▽

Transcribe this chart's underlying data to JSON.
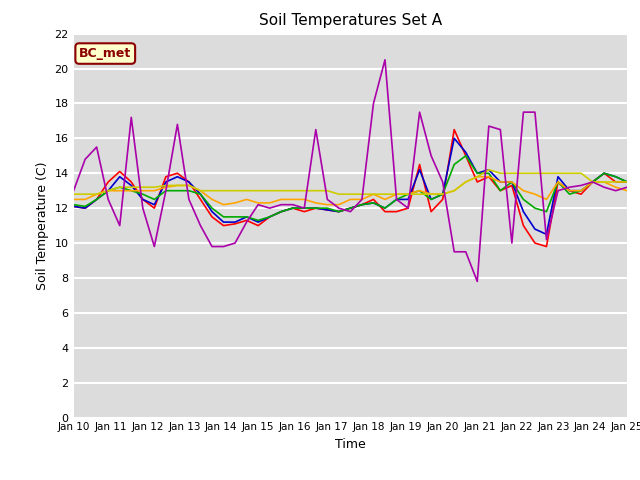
{
  "title": "Soil Temperatures Set A",
  "xlabel": "Time",
  "ylabel": "Soil Temperature (C)",
  "ylim": [
    0,
    22
  ],
  "yticks": [
    0,
    2,
    4,
    6,
    8,
    10,
    12,
    14,
    16,
    18,
    20,
    22
  ],
  "x_labels": [
    "Jan 10",
    "Jan 11",
    "Jan 12",
    "Jan 13",
    "Jan 14",
    "Jan 15",
    "Jan 16",
    "Jan 17",
    "Jan 18",
    "Jan 19",
    "Jan 20",
    "Jan 21",
    "Jan 22",
    "Jan 23",
    "Jan 24",
    "Jan 25"
  ],
  "annotation_text": "BC_met",
  "annotation_color": "#8B0000",
  "annotation_bg": "#FFFFCC",
  "series": {
    "-2cm": {
      "color": "#FF0000",
      "y": [
        12.1,
        12.0,
        12.5,
        13.5,
        14.1,
        13.5,
        12.5,
        12.0,
        13.8,
        14.0,
        13.5,
        12.5,
        11.5,
        11.0,
        11.1,
        11.3,
        11.0,
        11.5,
        11.8,
        12.0,
        11.8,
        12.0,
        11.9,
        11.8,
        12.0,
        12.2,
        12.5,
        11.8,
        11.8,
        12.0,
        14.5,
        11.8,
        12.5,
        16.5,
        15.0,
        13.5,
        13.8,
        13.0,
        13.3,
        11.0,
        10.0,
        9.8,
        13.5,
        13.0,
        12.8,
        13.5,
        14.0,
        13.5,
        13.5
      ]
    },
    "-4cm": {
      "color": "#0000CC",
      "y": [
        12.1,
        12.0,
        12.5,
        13.0,
        13.8,
        13.3,
        12.5,
        12.2,
        13.5,
        13.8,
        13.5,
        12.8,
        11.8,
        11.2,
        11.2,
        11.5,
        11.2,
        11.5,
        11.8,
        12.0,
        12.0,
        12.0,
        11.9,
        11.8,
        12.0,
        12.2,
        12.3,
        12.0,
        12.5,
        12.5,
        14.2,
        12.5,
        12.8,
        16.0,
        15.2,
        14.0,
        14.2,
        13.5,
        13.5,
        11.8,
        10.8,
        10.5,
        13.8,
        13.0,
        13.0,
        13.5,
        14.0,
        13.8,
        13.5
      ]
    },
    "-8cm": {
      "color": "#00AA00",
      "y": [
        12.2,
        12.1,
        12.5,
        13.0,
        13.2,
        13.0,
        12.8,
        12.5,
        13.0,
        13.0,
        13.0,
        12.8,
        12.0,
        11.5,
        11.5,
        11.5,
        11.3,
        11.5,
        11.8,
        12.0,
        12.0,
        12.0,
        12.0,
        11.8,
        12.0,
        12.2,
        12.3,
        12.0,
        12.5,
        12.8,
        13.0,
        12.5,
        12.8,
        14.5,
        15.0,
        14.0,
        14.0,
        13.0,
        13.5,
        12.5,
        12.0,
        11.8,
        13.5,
        12.8,
        13.0,
        13.5,
        14.0,
        13.8,
        13.5
      ]
    },
    "-16cm": {
      "color": "#FFA500",
      "y": [
        12.5,
        12.5,
        12.8,
        13.0,
        13.0,
        13.0,
        13.0,
        13.0,
        13.2,
        13.3,
        13.3,
        13.0,
        12.5,
        12.2,
        12.3,
        12.5,
        12.3,
        12.3,
        12.5,
        12.5,
        12.5,
        12.3,
        12.2,
        12.2,
        12.5,
        12.5,
        12.8,
        12.5,
        12.8,
        12.8,
        13.0,
        12.8,
        12.8,
        13.0,
        13.5,
        13.8,
        13.8,
        13.5,
        13.5,
        13.0,
        12.8,
        12.5,
        13.5,
        13.0,
        13.0,
        13.5,
        13.5,
        13.2,
        13.0
      ]
    },
    "-32cm": {
      "color": "#CCCC00",
      "y": [
        12.8,
        12.8,
        12.8,
        13.0,
        13.2,
        13.2,
        13.2,
        13.2,
        13.3,
        13.3,
        13.3,
        13.0,
        13.0,
        13.0,
        13.0,
        13.0,
        13.0,
        13.0,
        13.0,
        13.0,
        13.0,
        13.0,
        13.0,
        12.8,
        12.8,
        12.8,
        12.8,
        12.8,
        12.8,
        12.8,
        12.8,
        12.8,
        12.8,
        13.0,
        13.5,
        13.8,
        14.2,
        14.0,
        14.0,
        14.0,
        14.0,
        14.0,
        14.0,
        14.0,
        14.0,
        13.5,
        13.5,
        13.5,
        13.5
      ]
    },
    "Theta_Temp": {
      "color": "#AA00AA",
      "y": [
        13.0,
        14.8,
        15.5,
        12.5,
        11.0,
        17.2,
        12.0,
        9.8,
        13.0,
        16.8,
        12.5,
        11.0,
        9.8,
        9.8,
        10.0,
        11.2,
        12.2,
        12.0,
        12.2,
        12.2,
        12.0,
        16.5,
        12.5,
        12.0,
        11.8,
        12.5,
        18.0,
        20.5,
        12.5,
        12.0,
        17.5,
        15.0,
        13.5,
        9.5,
        9.5,
        7.8,
        16.7,
        16.5,
        10.0,
        17.5,
        17.5,
        10.2,
        13.0,
        13.2,
        13.3,
        13.5,
        13.2,
        13.0,
        13.2
      ]
    }
  },
  "bg_color": "#DCDCDC",
  "grid_color": "#FFFFFF",
  "linewidth": 1.2
}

△

Omit every image. Quote each record exactly.

◆ Exercise answer ◆
Transcribe this chart's underlying data to JSON.
{
  "title": "Soil Temperatures Set A",
  "xlabel": "Time",
  "ylabel": "Soil Temperature (C)",
  "ylim": [
    0,
    22
  ],
  "yticks": [
    0,
    2,
    4,
    6,
    8,
    10,
    12,
    14,
    16,
    18,
    20,
    22
  ],
  "x_labels": [
    "Jan 10",
    "Jan 11",
    "Jan 12",
    "Jan 13",
    "Jan 14",
    "Jan 15",
    "Jan 16",
    "Jan 17",
    "Jan 18",
    "Jan 19",
    "Jan 20",
    "Jan 21",
    "Jan 22",
    "Jan 23",
    "Jan 24",
    "Jan 25"
  ],
  "annotation_text": "BC_met",
  "annotation_color": "#8B0000",
  "annotation_bg": "#FFFFCC",
  "series": {
    "-2cm": {
      "color": "#FF0000",
      "y": [
        12.1,
        12.0,
        12.5,
        13.5,
        14.1,
        13.5,
        12.5,
        12.0,
        13.8,
        14.0,
        13.5,
        12.5,
        11.5,
        11.0,
        11.1,
        11.3,
        11.0,
        11.5,
        11.8,
        12.0,
        11.8,
        12.0,
        11.9,
        11.8,
        12.0,
        12.2,
        12.5,
        11.8,
        11.8,
        12.0,
        14.5,
        11.8,
        12.5,
        16.5,
        15.0,
        13.5,
        13.8,
        13.0,
        13.3,
        11.0,
        10.0,
        9.8,
        13.5,
        13.0,
        12.8,
        13.5,
        14.0,
        13.5,
        13.5
      ]
    },
    "-4cm": {
      "color": "#0000CC",
      "y": [
        12.1,
        12.0,
        12.5,
        13.0,
        13.8,
        13.3,
        12.5,
        12.2,
        13.5,
        13.8,
        13.5,
        12.8,
        11.8,
        11.2,
        11.2,
        11.5,
        11.2,
        11.5,
        11.8,
        12.0,
        12.0,
        12.0,
        11.9,
        11.8,
        12.0,
        12.2,
        12.3,
        12.0,
        12.5,
        12.5,
        14.2,
        12.5,
        12.8,
        16.0,
        15.2,
        14.0,
        14.2,
        13.5,
        13.5,
        11.8,
        10.8,
        10.5,
        13.8,
        13.0,
        13.0,
        13.5,
        14.0,
        13.8,
        13.5
      ]
    },
    "-8cm": {
      "color": "#00AA00",
      "y": [
        12.2,
        12.1,
        12.5,
        13.0,
        13.2,
        13.0,
        12.8,
        12.5,
        13.0,
        13.0,
        13.0,
        12.8,
        12.0,
        11.5,
        11.5,
        11.5,
        11.3,
        11.5,
        11.8,
        12.0,
        12.0,
        12.0,
        12.0,
        11.8,
        12.0,
        12.2,
        12.3,
        12.0,
        12.5,
        12.8,
        13.0,
        12.5,
        12.8,
        14.5,
        15.0,
        14.0,
        14.0,
        13.0,
        13.5,
        12.5,
        12.0,
        11.8,
        13.5,
        12.8,
        13.0,
        13.5,
        14.0,
        13.8,
        13.5
      ]
    },
    "-16cm": {
      "color": "#FFA500",
      "y": [
        12.5,
        12.5,
        12.8,
        13.0,
        13.0,
        13.0,
        13.0,
        13.0,
        13.2,
        13.3,
        13.3,
        13.0,
        12.5,
        12.2,
        12.3,
        12.5,
        12.3,
        12.3,
        12.5,
        12.5,
        12.5,
        12.3,
        12.2,
        12.2,
        12.5,
        12.5,
        12.8,
        12.5,
        12.8,
        12.8,
        13.0,
        12.8,
        12.8,
        13.0,
        13.5,
        13.8,
        13.8,
        13.5,
        13.5,
        13.0,
        12.8,
        12.5,
        13.5,
        13.0,
        13.0,
        13.5,
        13.5,
        13.2,
        13.0
      ]
    },
    "-32cm": {
      "color": "#CCCC00",
      "y": [
        12.8,
        12.8,
        12.8,
        13.0,
        13.2,
        13.2,
        13.2,
        13.2,
        13.3,
        13.3,
        13.3,
        13.0,
        13.0,
        13.0,
        13.0,
        13.0,
        13.0,
        13.0,
        13.0,
        13.0,
        13.0,
        13.0,
        13.0,
        12.8,
        12.8,
        12.8,
        12.8,
        12.8,
        12.8,
        12.8,
        12.8,
        12.8,
        12.8,
        13.0,
        13.5,
        13.8,
        14.2,
        14.0,
        14.0,
        14.0,
        14.0,
        14.0,
        14.0,
        14.0,
        14.0,
        13.5,
        13.5,
        13.5,
        13.5
      ]
    },
    "Theta_Temp": {
      "color": "#AA00AA",
      "y": [
        13.0,
        14.8,
        15.5,
        12.5,
        11.0,
        17.2,
        12.0,
        9.8,
        13.0,
        16.8,
        12.5,
        11.0,
        9.8,
        9.8,
        10.0,
        11.2,
        12.2,
        12.0,
        12.2,
        12.2,
        12.0,
        16.5,
        12.5,
        12.0,
        11.8,
        12.5,
        18.0,
        20.5,
        12.5,
        12.0,
        17.5,
        15.0,
        13.5,
        9.5,
        9.5,
        7.8,
        16.7,
        16.5,
        10.0,
        17.5,
        17.5,
        10.2,
        13.0,
        13.2,
        13.3,
        13.5,
        13.2,
        13.0,
        13.2
      ]
    }
  },
  "bg_color": "#DCDCDC",
  "grid_color": "#FFFFFF",
  "linewidth": 1.2
}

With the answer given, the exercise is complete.